[Begin INFORMATION GIVEN]
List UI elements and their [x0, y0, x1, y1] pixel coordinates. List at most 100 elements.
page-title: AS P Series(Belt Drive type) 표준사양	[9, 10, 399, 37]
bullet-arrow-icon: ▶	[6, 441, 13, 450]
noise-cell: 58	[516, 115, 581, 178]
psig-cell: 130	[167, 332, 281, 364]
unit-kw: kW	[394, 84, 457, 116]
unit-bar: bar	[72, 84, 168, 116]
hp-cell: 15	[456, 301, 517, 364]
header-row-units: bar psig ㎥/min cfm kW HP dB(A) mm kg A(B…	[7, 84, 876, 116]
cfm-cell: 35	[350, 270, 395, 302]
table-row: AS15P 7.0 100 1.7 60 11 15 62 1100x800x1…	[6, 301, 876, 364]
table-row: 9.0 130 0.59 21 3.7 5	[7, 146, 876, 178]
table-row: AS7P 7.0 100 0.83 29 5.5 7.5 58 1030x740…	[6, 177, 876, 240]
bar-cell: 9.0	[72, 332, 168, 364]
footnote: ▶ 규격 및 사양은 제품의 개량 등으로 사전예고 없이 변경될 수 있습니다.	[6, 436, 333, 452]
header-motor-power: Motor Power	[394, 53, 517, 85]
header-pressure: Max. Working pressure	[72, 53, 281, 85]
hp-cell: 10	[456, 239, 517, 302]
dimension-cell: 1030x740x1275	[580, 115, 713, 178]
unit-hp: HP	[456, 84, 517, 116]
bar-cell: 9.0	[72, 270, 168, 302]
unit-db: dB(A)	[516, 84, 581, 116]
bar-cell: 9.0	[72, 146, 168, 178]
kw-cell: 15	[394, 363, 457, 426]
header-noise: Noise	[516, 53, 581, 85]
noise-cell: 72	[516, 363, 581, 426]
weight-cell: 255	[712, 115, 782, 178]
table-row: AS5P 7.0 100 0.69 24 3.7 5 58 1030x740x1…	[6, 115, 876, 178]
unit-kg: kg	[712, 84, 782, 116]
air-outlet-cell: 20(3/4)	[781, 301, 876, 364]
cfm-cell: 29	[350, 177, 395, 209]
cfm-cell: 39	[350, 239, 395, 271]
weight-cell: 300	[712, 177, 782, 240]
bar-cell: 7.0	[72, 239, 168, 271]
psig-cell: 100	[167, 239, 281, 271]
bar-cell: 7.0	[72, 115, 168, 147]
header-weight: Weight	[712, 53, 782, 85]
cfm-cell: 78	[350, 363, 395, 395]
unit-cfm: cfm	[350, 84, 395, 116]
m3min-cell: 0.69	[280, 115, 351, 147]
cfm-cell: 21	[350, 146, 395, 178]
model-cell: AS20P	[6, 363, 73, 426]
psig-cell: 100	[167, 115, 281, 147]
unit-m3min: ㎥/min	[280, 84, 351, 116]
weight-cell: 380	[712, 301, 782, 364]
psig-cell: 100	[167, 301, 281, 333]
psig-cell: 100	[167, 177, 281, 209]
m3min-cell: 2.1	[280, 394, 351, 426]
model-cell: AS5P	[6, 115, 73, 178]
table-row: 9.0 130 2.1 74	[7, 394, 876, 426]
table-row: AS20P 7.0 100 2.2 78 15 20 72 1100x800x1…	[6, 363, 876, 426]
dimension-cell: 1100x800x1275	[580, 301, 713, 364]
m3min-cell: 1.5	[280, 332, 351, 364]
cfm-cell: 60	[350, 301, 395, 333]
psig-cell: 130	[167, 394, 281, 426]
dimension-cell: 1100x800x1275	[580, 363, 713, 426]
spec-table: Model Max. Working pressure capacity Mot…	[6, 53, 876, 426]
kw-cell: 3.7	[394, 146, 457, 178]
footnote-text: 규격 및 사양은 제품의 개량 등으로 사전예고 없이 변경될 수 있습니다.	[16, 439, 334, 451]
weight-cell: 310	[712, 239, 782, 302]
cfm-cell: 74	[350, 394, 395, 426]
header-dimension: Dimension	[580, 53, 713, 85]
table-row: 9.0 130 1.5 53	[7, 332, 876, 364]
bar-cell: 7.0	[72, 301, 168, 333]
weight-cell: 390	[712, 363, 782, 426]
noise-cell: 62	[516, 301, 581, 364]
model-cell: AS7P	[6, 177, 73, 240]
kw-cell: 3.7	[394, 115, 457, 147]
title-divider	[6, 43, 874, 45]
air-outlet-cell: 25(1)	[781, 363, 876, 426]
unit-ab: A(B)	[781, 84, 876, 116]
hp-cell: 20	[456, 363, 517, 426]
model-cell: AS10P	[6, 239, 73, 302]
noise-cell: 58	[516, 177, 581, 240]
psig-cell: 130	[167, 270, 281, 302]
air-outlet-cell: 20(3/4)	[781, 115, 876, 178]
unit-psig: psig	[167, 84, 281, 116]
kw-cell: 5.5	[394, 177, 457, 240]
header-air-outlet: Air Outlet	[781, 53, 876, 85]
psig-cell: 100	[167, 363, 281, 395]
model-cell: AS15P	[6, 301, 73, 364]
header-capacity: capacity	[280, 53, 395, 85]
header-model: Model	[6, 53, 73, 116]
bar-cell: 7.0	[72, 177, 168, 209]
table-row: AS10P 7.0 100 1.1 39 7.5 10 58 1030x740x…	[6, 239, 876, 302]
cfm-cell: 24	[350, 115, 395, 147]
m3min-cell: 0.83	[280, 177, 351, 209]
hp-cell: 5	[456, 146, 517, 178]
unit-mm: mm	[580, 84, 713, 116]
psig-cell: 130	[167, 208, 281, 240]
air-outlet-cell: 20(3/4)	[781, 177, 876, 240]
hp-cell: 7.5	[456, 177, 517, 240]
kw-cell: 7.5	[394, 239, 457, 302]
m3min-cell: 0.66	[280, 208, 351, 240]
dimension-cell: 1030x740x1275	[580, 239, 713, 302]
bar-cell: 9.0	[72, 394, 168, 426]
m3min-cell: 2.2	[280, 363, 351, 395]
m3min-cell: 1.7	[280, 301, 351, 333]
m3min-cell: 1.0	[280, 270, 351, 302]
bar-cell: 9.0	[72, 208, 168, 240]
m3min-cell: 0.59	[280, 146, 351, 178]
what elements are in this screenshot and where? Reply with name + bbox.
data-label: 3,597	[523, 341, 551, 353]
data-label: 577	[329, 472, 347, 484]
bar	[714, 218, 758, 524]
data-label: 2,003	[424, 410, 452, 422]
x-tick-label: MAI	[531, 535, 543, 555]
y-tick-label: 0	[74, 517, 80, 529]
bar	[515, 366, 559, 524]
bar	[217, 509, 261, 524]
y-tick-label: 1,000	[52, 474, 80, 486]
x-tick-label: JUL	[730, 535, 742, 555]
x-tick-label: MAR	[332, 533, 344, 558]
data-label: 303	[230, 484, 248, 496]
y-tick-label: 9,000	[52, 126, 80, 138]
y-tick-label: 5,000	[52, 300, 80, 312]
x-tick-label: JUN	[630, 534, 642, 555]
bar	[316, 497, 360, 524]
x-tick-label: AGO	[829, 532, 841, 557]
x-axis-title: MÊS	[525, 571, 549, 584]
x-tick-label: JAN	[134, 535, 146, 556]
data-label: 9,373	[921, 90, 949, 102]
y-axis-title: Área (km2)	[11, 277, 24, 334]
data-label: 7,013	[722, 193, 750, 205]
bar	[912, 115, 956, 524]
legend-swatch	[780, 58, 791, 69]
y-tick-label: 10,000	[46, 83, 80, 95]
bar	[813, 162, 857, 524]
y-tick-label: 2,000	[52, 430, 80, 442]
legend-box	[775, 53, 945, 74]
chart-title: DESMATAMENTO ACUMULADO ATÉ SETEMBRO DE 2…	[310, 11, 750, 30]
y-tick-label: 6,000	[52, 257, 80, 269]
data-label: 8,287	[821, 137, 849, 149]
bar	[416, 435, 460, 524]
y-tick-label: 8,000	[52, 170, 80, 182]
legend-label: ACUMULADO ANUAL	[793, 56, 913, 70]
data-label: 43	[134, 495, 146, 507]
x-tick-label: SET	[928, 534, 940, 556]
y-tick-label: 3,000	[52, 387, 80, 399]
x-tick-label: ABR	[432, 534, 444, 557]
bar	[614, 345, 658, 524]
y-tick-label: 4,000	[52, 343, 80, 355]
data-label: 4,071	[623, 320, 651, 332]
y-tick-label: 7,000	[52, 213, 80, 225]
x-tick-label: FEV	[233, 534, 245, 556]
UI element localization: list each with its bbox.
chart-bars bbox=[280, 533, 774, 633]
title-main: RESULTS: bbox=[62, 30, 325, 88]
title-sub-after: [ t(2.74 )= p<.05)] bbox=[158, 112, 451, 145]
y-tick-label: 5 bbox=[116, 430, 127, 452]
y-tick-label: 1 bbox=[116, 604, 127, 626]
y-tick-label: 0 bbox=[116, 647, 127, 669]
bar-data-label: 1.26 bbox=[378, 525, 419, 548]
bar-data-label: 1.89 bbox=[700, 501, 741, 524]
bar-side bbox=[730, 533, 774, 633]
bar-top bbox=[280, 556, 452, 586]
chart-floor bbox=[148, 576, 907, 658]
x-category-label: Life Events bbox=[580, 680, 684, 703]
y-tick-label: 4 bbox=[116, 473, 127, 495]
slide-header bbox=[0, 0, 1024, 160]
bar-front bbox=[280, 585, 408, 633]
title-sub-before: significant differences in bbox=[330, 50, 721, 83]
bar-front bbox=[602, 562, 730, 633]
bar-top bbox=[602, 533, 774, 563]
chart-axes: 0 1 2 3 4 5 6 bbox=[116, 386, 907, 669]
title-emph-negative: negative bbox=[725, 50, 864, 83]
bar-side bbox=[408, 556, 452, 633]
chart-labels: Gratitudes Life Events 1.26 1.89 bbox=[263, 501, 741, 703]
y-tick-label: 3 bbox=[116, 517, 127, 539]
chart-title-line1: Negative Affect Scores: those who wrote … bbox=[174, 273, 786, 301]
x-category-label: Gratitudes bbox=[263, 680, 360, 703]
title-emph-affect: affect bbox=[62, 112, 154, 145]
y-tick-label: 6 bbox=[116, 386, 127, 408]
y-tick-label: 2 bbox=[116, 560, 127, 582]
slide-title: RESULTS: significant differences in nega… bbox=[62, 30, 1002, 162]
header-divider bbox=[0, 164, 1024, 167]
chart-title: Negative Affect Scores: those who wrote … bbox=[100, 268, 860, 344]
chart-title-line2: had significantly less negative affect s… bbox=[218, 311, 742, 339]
[End INFORMATION GIVEN]
▶ _AIM_:
Pull out the lines of the listing starting with its first line and going on through the line with "header-row-units: bar psig", reproducing each one unchanged.

▶ _TASK ANSWER_:
List UI elements and their [x0, y0, x1, y1] pixel coordinates. List at most 100 elements.
page-title: AS P Series(Belt Drive type) 표준사양	[9, 10, 399, 37]
bullet-arrow-icon: ▶	[6, 441, 13, 450]
noise-cell: 58	[516, 115, 581, 178]
psig-cell: 130	[167, 332, 281, 364]
unit-kw: kW	[394, 84, 457, 116]
unit-bar: bar	[72, 84, 168, 116]
hp-cell: 15	[456, 301, 517, 364]
header-row-units: bar psig ㎥/min cfm kW HP dB(A) mm kg A(B…	[7, 84, 876, 116]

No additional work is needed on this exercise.